### Direction:
Drop the pictures from the entries below, then reproduce the rest exactly.
——————
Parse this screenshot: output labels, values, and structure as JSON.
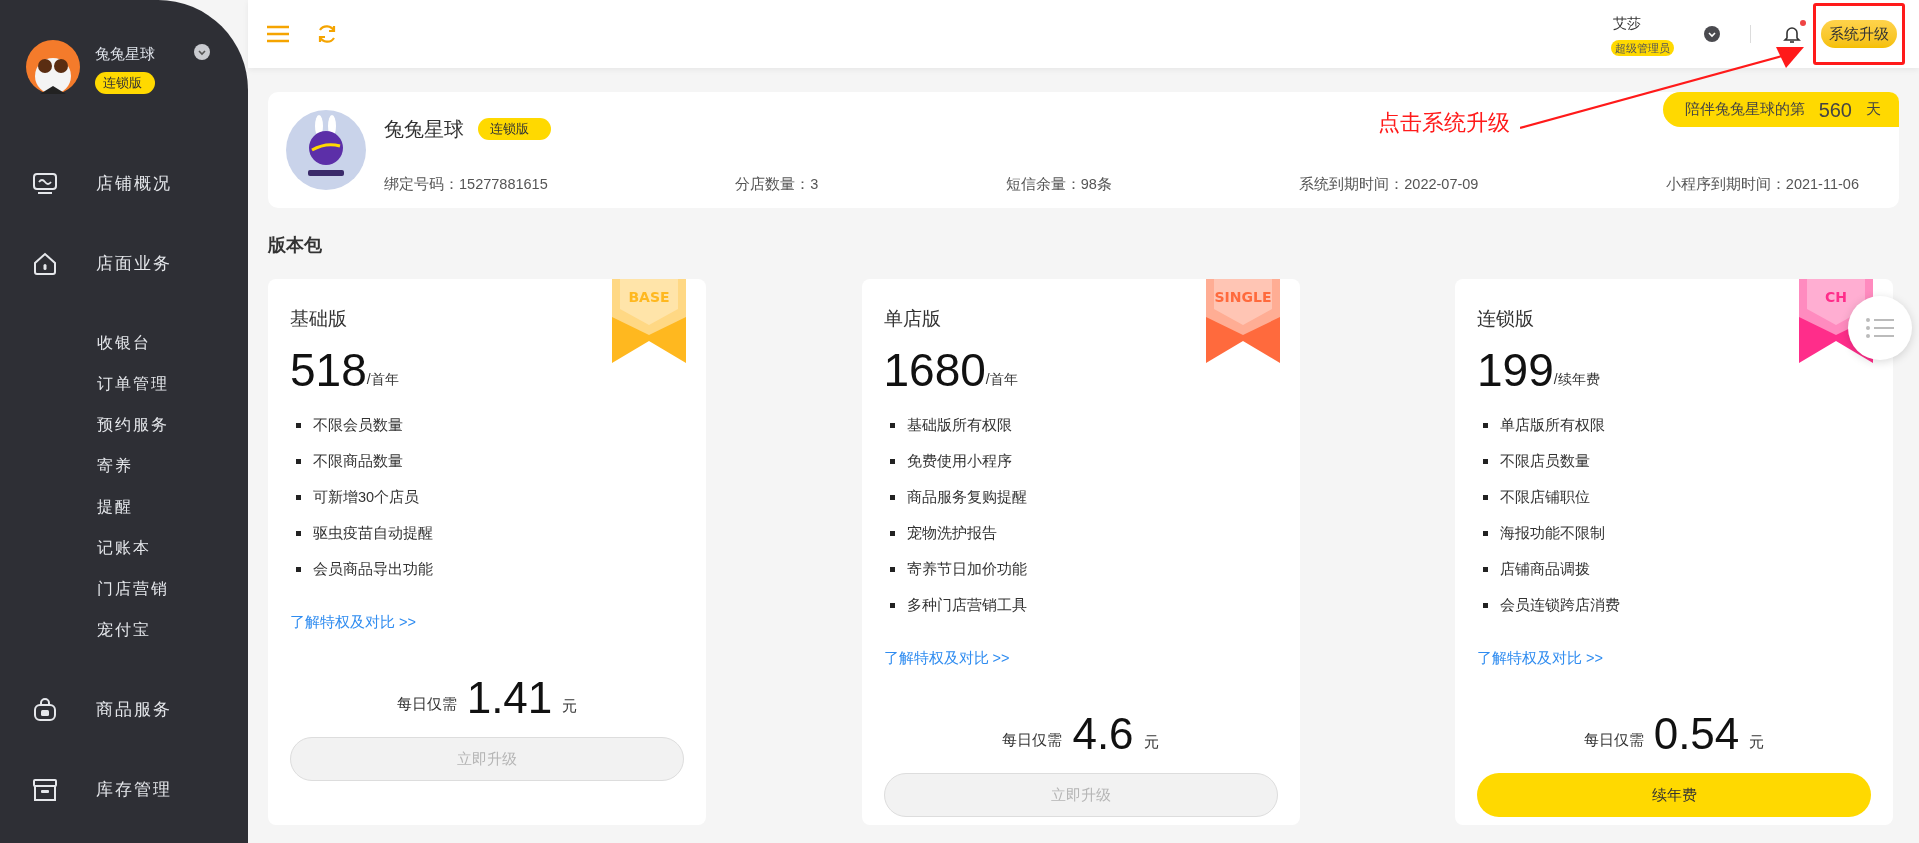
{
  "sidebar": {
    "store_name": "兔兔星球",
    "edition_badge": "连锁版",
    "items": [
      {
        "label": "店铺概况",
        "kind": "monitor",
        "selected": false
      },
      {
        "label": "店面业务",
        "kind": "home",
        "selected": false,
        "children": [
          {
            "label": "收银台"
          },
          {
            "label": "订单管理"
          },
          {
            "label": "预约服务"
          },
          {
            "label": "寄养"
          },
          {
            "label": "提醒"
          },
          {
            "label": "记账本"
          },
          {
            "label": "门店营销"
          },
          {
            "label": "宠付宝"
          }
        ]
      },
      {
        "label": "商品服务",
        "kind": "bag",
        "selected": false
      },
      {
        "label": "库存管理",
        "kind": "box",
        "selected": false
      }
    ]
  },
  "header": {
    "user_name": "艾莎",
    "user_role": "超级管理员",
    "has_notification": true,
    "upgrade_button": "系统升级"
  },
  "annotation": {
    "text": "点击系统升级"
  },
  "store_card": {
    "name": "兔兔星球",
    "edition_badge": "连锁版",
    "days_banner": {
      "prefix": "陪伴兔兔星球的第",
      "days": "560",
      "suffix": "天"
    },
    "fields": [
      {
        "label": "绑定号码：",
        "value": "15277881615"
      },
      {
        "label": "分店数量：",
        "value": "3"
      },
      {
        "label": "短信余量：",
        "value": "98条"
      },
      {
        "label": "系统到期时间：",
        "value": "2022-07-09"
      },
      {
        "label": "小程序到期时间：",
        "value": "2021-11-06"
      }
    ]
  },
  "section_title": "版本包",
  "packages": [
    {
      "title": "基础版",
      "ribbon": "BASE",
      "color": "#ffb81f",
      "price": "518",
      "unit": "/首年",
      "features": [
        "不限会员数量",
        "不限商品数量",
        "可新增30个店员",
        "驱虫疫苗自动提醒",
        "会员商品导出功能"
      ],
      "link": "了解特权及对比 >>",
      "daily_prefix": "每日仅需",
      "daily_price": "1.41",
      "daily_suffix": "元",
      "button": "立即升级",
      "disabled": true
    },
    {
      "title": "单店版",
      "ribbon": "SINGLE",
      "color": "#ff6a3d",
      "price": "1680",
      "unit": "/首年",
      "features": [
        "基础版所有权限",
        "免费使用小程序",
        "商品服务复购提醒",
        "宠物洗护报告",
        "寄养节日加价功能",
        "多种门店营销工具"
      ],
      "link": "了解特权及对比 >>",
      "daily_prefix": "每日仅需",
      "daily_price": "4.6",
      "daily_suffix": "元",
      "button": "立即升级",
      "disabled": true
    },
    {
      "title": "连锁版",
      "ribbon": "CH",
      "color": "#ff2d8a",
      "price": "199",
      "unit": "/续年费",
      "features": [
        "单店版所有权限",
        "不限店员数量",
        "不限店铺职位",
        "海报功能不限制",
        "店铺商品调拨",
        "会员连锁跨店消费"
      ],
      "link": "了解特权及对比 >>",
      "daily_prefix": "每日仅需",
      "daily_price": "0.54",
      "daily_suffix": "元",
      "button": "续年费",
      "disabled": false
    }
  ]
}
——————
### Solution for this task:
Parse this screenshot: output labels, values, and structure as JSON.
{
  "sidebar": {
    "store_name": "兔兔星球",
    "edition_badge": "连锁版",
    "items": [
      {
        "label": "店铺概况",
        "kind": "monitor",
        "selected": false
      },
      {
        "label": "店面业务",
        "kind": "home",
        "selected": false,
        "children": [
          {
            "label": "收银台"
          },
          {
            "label": "订单管理"
          },
          {
            "label": "预约服务"
          },
          {
            "label": "寄养"
          },
          {
            "label": "提醒"
          },
          {
            "label": "记账本"
          },
          {
            "label": "门店营销"
          },
          {
            "label": "宠付宝"
          }
        ]
      },
      {
        "label": "商品服务",
        "kind": "bag",
        "selected": false
      },
      {
        "label": "库存管理",
        "kind": "box",
        "selected": false
      }
    ]
  },
  "header": {
    "user_name": "艾莎",
    "user_role": "超级管理员",
    "has_notification": true,
    "upgrade_button": "系统升级"
  },
  "annotation": {
    "text": "点击系统升级"
  },
  "store_card": {
    "name": "兔兔星球",
    "edition_badge": "连锁版",
    "days_banner": {
      "prefix": "陪伴兔兔星球的第",
      "days": "560",
      "suffix": "天"
    },
    "fields": [
      {
        "label": "绑定号码：",
        "value": "15277881615"
      },
      {
        "label": "分店数量：",
        "value": "3"
      },
      {
        "label": "短信余量：",
        "value": "98条"
      },
      {
        "label": "系统到期时间：",
        "value": "2022-07-09"
      },
      {
        "label": "小程序到期时间：",
        "value": "2021-11-06"
      }
    ]
  },
  "section_title": "版本包",
  "packages": [
    {
      "title": "基础版",
      "ribbon": "BASE",
      "color": "#ffb81f",
      "price": "518",
      "unit": "/首年",
      "features": [
        "不限会员数量",
        "不限商品数量",
        "可新增30个店员",
        "驱虫疫苗自动提醒",
        "会员商品导出功能"
      ],
      "link": "了解特权及对比 >>",
      "daily_prefix": "每日仅需",
      "daily_price": "1.41",
      "daily_suffix": "元",
      "button": "立即升级",
      "disabled": true
    },
    {
      "title": "单店版",
      "ribbon": "SINGLE",
      "color": "#ff6a3d",
      "price": "1680",
      "unit": "/首年",
      "features": [
        "基础版所有权限",
        "免费使用小程序",
        "商品服务复购提醒",
        "宠物洗护报告",
        "寄养节日加价功能",
        "多种门店营销工具"
      ],
      "link": "了解特权及对比 >>",
      "daily_prefix": "每日仅需",
      "daily_price": "4.6",
      "daily_suffix": "元",
      "button": "立即升级",
      "disabled": true
    },
    {
      "title": "连锁版",
      "ribbon": "CH",
      "color": "#ff2d8a",
      "price": "199",
      "unit": "/续年费",
      "features": [
        "单店版所有权限",
        "不限店员数量",
        "不限店铺职位",
        "海报功能不限制",
        "店铺商品调拨",
        "会员连锁跨店消费"
      ],
      "link": "了解特权及对比 >>",
      "daily_prefix": "每日仅需",
      "daily_price": "0.54",
      "daily_suffix": "元",
      "button": "续年费",
      "disabled": false
    }
  ]
}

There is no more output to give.